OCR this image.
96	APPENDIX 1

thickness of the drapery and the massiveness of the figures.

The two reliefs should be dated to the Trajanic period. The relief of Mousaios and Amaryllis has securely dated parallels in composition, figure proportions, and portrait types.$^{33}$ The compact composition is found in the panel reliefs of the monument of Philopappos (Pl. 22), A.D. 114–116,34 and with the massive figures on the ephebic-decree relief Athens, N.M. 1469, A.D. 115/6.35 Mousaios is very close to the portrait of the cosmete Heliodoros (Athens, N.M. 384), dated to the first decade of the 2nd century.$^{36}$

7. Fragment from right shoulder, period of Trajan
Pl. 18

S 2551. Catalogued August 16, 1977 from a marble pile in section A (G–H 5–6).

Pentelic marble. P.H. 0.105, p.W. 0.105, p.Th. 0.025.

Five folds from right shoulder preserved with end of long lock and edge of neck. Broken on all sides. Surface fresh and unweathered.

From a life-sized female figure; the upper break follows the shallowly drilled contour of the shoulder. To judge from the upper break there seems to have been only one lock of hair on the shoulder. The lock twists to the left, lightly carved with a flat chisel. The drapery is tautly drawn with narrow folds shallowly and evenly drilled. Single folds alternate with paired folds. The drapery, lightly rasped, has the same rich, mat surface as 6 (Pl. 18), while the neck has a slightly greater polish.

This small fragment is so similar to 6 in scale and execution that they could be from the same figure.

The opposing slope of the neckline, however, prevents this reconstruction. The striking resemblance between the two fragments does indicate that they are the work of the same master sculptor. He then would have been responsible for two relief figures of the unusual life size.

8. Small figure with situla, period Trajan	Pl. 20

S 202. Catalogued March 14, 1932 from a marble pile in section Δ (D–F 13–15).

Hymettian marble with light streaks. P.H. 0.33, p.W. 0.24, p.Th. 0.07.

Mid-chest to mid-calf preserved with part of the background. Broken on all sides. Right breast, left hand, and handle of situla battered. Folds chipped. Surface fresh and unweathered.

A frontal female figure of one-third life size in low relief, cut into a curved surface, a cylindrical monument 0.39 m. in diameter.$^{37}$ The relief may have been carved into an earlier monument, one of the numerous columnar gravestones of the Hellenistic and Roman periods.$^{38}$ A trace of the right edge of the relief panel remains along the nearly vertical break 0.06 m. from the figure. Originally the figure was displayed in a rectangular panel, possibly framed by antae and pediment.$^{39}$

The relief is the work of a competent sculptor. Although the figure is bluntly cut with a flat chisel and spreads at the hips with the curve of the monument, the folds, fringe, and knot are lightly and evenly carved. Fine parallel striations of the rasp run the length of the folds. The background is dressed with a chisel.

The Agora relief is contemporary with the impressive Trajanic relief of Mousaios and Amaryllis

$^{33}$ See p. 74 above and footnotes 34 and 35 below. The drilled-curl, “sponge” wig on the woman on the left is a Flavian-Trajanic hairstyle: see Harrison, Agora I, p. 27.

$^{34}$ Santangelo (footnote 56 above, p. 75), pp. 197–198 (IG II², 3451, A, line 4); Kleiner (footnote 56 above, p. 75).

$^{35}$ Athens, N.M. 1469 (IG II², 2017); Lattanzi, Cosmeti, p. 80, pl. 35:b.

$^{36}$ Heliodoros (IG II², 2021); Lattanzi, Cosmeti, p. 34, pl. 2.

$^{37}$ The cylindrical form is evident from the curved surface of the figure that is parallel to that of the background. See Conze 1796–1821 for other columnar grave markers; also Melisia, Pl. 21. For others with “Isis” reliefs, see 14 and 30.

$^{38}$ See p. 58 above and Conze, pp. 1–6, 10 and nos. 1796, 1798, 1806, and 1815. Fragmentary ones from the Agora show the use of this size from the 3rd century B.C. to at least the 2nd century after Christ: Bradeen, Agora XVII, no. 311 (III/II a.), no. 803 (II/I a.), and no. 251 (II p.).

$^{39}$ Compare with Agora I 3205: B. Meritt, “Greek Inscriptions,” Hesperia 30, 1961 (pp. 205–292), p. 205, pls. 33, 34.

§ GIVEN TASK
From the records above, extract everything verbatim.

§ REPLY
OCR this image.
96	APPENDIX 1

thickness of the drapery and the massiveness of the figures.

The two reliefs should be dated to the Trajanic period. The relief of Mousaios and Amaryllis has securely dated parallels in composition, figure proportions, and portrait types.$^{33}$ The compact composition is found in the panel reliefs of the monument of Philopappos (Pl. 22), A.D. 114–116,34 and with the massive figures on the ephebic-decree relief Athens, N.M. 1469, A.D. 115/6.35 Mousaios is very close to the portrait of the cosmete Heliodoros (Athens, N.M. 384), dated to the first decade of the 2nd century.$^{36}$

7. Fragment from right shoulder, period of Trajan
Pl. 18

S 2551. Catalogued August 16, 1977 from a marble pile in section A (G–H 5–6).

Pentelic marble. P.H. 0.105, p.W. 0.105, p.Th. 0.025.

Five folds from right shoulder preserved with end of long lock and edge of neck. Broken on all sides. Surface fresh and unweathered.

From a life-sized female figure; the upper break follows the shallowly drilled contour of the shoulder. To judge from the upper break there seems to have been only one lock of hair on the shoulder. The lock twists to the left, lightly carved with a flat chisel. The drapery is tautly drawn with narrow folds shallowly and evenly drilled. Single folds alternate with paired folds. The drapery, lightly rasped, has the same rich, mat surface as 6 (Pl. 18), while the neck has a slightly greater polish.

This small fragment is so similar to 6 in scale and execution that they could be from the same figure.

The opposing slope of the neckline, however, prevents this reconstruction. The striking resemblance between the two fragments does indicate that they are the work of the same master sculptor. He then would have been responsible for two relief figures of the unusual life size.

8. Small figure with situla, period Trajan	Pl. 20

S 202. Catalogued March 14, 1932 from a marble pile in section Δ (D–F 13–15).

Hymettian marble with light streaks. P.H. 0.33, p.W. 0.24, p.Th. 0.07.

Mid-chest to mid-calf preserved with part of the background. Broken on all sides. Right breast, left hand, and handle of situla battered. Folds chipped. Surface fresh and unweathered.

A frontal female figure of one-third life size in low relief, cut into a curved surface, a cylindrical monument 0.39 m. in diameter.$^{37}$ The relief may have been carved into an earlier monument, one of the numerous columnar gravestones of the Hellenistic and Roman periods.$^{38}$ A trace of the right edge of the relief panel remains along the nearly vertical break 0.06 m. from the figure. Originally the figure was displayed in a rectangular panel, possibly framed by antae and pediment.$^{39}$

The relief is the work of a competent sculptor. Although the figure is bluntly cut with a flat chisel and spreads at the hips with the curve of the monument, the folds, fringe, and knot are lightly and evenly carved. Fine parallel striations of the rasp run the length of the folds. The background is dressed with a chisel.

The Agora relief is contemporary with the impressive Trajanic relief of Mousaios and Amaryllis

$^{33}$ See p. 74 above and footnotes 34 and 35 below. The drilled-curl, “sponge” wig on the woman on the left is a Flavian-Trajanic hairstyle: see Harrison, Agora I, p. 27.

$^{34}$ Santangelo (footnote 56 above, p. 75), pp. 197–198 (IG II², 3451, A, line 4); Kleiner (footnote 56 above, p. 75).

$^{35}$ Athens, N.M. 1469 (IG II², 2017); Lattanzi, Cosmeti, p. 80, pl. 35:b.

$^{36}$ Heliodoros (IG II², 2021); Lattanzi, Cosmeti, p. 34, pl. 2.

$^{37}$ The cylindrical form is evident from the curved surface of the figure that is parallel to that of the background. See Conze 1796–1821 for other columnar grave markers; also Melisia, Pl. 21. For others with “Isis” reliefs, see 14 and 30.

$^{38}$ See p. 58 above and Conze, pp. 1–6, 10 and nos. 1796, 1798, 1806, and 1815. Fragmentary ones from the Agora show the use of this size from the 3rd century B.C. to at least the 2nd century after Christ: Bradeen, Agora XVII, no. 311 (III/II a.), no. 803 (II/I a.), and no. 251 (II p.).

$^{39}$ Compare with Agora I 3205: B. Meritt, “Greek Inscriptions,” Hesperia 30, 1961 (pp. 205–292), p. 205, pls. 33, 34.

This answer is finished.